TASK LIST:
#1 Name every real person mentioned in the biography of Arletty other than Arletty herself.
#2 Give the lines of the records, starting at the first line of the records and ending at the line that contains "content-box-1-text: RENT AND", as a JSON list of strings, one string per line, leaving out blank lines.

DOCUMENT TEXT:
Léonie Marie Julie Bathiat (15 May 1898 – 23 July 1992), known professionally as Arletty, was a French actress, singer, and fashion model. As an actress she is particularly known for classics directed by Marcel Carné, including Hotel du Nord (1938), Le jour se lève (1939) and Children of Paradise (1945). She was found guilty of treason for an affair with a German officer during World War II.

Early years
Arletty was born in Courbevoie (near Paris), to a working-class family. After her father's death, she left home and pursued a modeling career. She took the stage name "Arlette" based on the heroine of a story by Guy de Maupassant. She was not interested in acting until she met Paul Guillaume, an art dealer. He recommended some theaters and, at the age of 21, she was hired.

Her early career was dominated by the music hall, and she later appeared in plays and cabaret. Arletty was a stage performer for ten years before her film debut in 1930. Arletty's career took off around 1936 when she appeared as the leading lady in the stage plays Les Joies du Capitole and Fric-Frac, in which she starred opposite Michel Simon. She later starred as Blanche in the French version of A Streetcar Named Desire.

Marcel Carné was known for his poetic realism filmmaking style. Arletty's minor role of Raymonde in his film, Hotel du Nord, garnered attention for her "Atmosphere! Atmosphere!” performance. In 1945 Arletty appeared in her most famous film role, the central part of Garance in Les Enfants du Paradis, her fourth role for the director. For this role she earned one of the highest salaries ever in French cinema.

RAW RECORDS:

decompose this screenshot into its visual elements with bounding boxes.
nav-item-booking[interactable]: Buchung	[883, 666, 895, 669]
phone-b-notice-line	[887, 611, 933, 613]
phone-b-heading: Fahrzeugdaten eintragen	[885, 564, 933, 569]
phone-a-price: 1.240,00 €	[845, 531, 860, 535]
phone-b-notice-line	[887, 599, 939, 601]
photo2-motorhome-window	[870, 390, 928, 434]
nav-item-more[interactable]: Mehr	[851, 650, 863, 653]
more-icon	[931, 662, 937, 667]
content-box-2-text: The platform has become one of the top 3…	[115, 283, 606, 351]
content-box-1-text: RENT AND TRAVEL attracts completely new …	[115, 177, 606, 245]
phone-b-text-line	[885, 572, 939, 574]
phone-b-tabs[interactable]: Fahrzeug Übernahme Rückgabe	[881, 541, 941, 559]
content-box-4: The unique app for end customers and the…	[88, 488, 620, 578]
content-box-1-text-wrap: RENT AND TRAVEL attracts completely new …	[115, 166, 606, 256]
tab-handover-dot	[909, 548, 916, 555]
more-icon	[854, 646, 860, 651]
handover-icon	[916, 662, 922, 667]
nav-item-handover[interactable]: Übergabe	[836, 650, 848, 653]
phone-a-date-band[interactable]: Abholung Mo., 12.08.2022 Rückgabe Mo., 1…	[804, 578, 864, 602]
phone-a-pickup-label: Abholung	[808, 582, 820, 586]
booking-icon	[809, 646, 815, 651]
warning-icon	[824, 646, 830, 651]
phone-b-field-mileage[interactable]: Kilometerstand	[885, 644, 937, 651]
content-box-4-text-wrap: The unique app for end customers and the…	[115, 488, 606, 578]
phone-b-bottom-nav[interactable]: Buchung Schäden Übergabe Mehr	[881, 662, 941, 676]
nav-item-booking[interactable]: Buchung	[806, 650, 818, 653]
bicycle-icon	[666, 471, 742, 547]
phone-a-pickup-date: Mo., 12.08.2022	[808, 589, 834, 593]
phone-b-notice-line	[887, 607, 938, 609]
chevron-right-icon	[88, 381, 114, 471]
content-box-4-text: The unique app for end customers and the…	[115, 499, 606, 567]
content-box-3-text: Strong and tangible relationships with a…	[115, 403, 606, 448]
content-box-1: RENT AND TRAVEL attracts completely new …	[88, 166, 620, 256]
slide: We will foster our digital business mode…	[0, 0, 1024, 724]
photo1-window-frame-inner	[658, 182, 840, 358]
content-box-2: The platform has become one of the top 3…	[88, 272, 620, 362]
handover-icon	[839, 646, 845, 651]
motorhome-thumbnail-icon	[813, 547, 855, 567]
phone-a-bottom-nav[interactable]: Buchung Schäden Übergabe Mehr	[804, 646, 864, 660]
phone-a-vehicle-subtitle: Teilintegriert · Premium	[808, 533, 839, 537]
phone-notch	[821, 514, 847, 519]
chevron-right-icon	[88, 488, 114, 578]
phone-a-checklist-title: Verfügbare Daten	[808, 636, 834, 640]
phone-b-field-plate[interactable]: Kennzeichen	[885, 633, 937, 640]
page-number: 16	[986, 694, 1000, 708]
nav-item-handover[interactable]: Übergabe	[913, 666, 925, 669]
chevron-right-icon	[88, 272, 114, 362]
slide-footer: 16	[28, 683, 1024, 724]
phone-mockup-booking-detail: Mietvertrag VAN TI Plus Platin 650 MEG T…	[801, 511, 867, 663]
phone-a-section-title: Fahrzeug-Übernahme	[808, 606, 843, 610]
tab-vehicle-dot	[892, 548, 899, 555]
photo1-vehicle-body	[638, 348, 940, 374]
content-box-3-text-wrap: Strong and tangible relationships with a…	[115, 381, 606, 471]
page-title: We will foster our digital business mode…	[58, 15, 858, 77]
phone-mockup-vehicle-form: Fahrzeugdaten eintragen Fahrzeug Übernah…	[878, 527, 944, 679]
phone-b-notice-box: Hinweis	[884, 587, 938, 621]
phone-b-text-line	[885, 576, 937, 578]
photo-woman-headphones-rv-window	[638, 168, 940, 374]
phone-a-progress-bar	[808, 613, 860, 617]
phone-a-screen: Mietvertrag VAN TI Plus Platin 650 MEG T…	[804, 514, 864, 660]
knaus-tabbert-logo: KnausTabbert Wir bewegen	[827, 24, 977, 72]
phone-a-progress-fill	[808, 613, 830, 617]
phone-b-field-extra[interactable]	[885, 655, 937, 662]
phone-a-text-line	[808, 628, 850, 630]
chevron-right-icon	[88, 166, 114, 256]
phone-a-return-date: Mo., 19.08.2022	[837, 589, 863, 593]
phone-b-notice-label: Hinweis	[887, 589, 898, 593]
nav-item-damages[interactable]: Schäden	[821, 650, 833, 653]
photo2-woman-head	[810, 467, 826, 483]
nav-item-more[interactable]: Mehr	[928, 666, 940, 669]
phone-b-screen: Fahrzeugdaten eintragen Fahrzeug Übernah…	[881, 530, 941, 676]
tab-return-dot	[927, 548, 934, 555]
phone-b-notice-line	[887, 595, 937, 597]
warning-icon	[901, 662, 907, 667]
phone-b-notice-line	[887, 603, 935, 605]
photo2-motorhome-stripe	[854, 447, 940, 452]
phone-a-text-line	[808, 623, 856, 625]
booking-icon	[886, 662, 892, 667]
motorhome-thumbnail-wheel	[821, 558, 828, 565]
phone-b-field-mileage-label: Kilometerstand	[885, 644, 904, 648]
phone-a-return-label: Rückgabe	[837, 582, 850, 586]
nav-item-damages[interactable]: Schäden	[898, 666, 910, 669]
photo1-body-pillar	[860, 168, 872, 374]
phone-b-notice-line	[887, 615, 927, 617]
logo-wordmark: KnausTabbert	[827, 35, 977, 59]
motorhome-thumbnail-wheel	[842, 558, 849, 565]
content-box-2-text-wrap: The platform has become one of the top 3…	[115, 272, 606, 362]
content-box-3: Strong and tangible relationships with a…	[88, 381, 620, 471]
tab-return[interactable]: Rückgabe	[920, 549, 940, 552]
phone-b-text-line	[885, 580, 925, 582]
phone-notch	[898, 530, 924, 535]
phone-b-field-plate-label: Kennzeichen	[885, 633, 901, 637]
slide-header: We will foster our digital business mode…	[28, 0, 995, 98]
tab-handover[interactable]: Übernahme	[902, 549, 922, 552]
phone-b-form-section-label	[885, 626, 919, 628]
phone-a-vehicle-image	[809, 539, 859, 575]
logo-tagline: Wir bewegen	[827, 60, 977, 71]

EXPECTED OUTPUTS:
#1
- Marcel Carné
- Guy de Maupassant
- Paul Guillaume
- Michel Simon

#2
[
  "decompose this screenshot into its visual elements with bounding boxes.",
  "nav-item-booking[interactable]: Buchung\t[883, 666, 895, 669]",
  "phone-b-notice-line\t[887, 611, 933, 613]",
  "phone-b-heading: Fahrzeugdaten eintragen\t[885, 564, 933, 569]",
  "phone-a-price: 1.240,00 €\t[845, 531, 860, 535]",
  "phone-b-notice-line\t[887, 599, 939, 601]",
  "photo2-motorhome-window\t[870, 390, 928, 434]",
  "nav-item-more[interactable]: Mehr\t[851, 650, 863, 653]",
  "more-icon\t[931, 662, 937, 667]",
  "content-box-2-text: The platform has become one of the top 3…\t[115, 283, 606, 351]",
  "content-box-1-text: RENT AND TRAVEL attracts completely new …\t[115, 177, 606, 245]"
]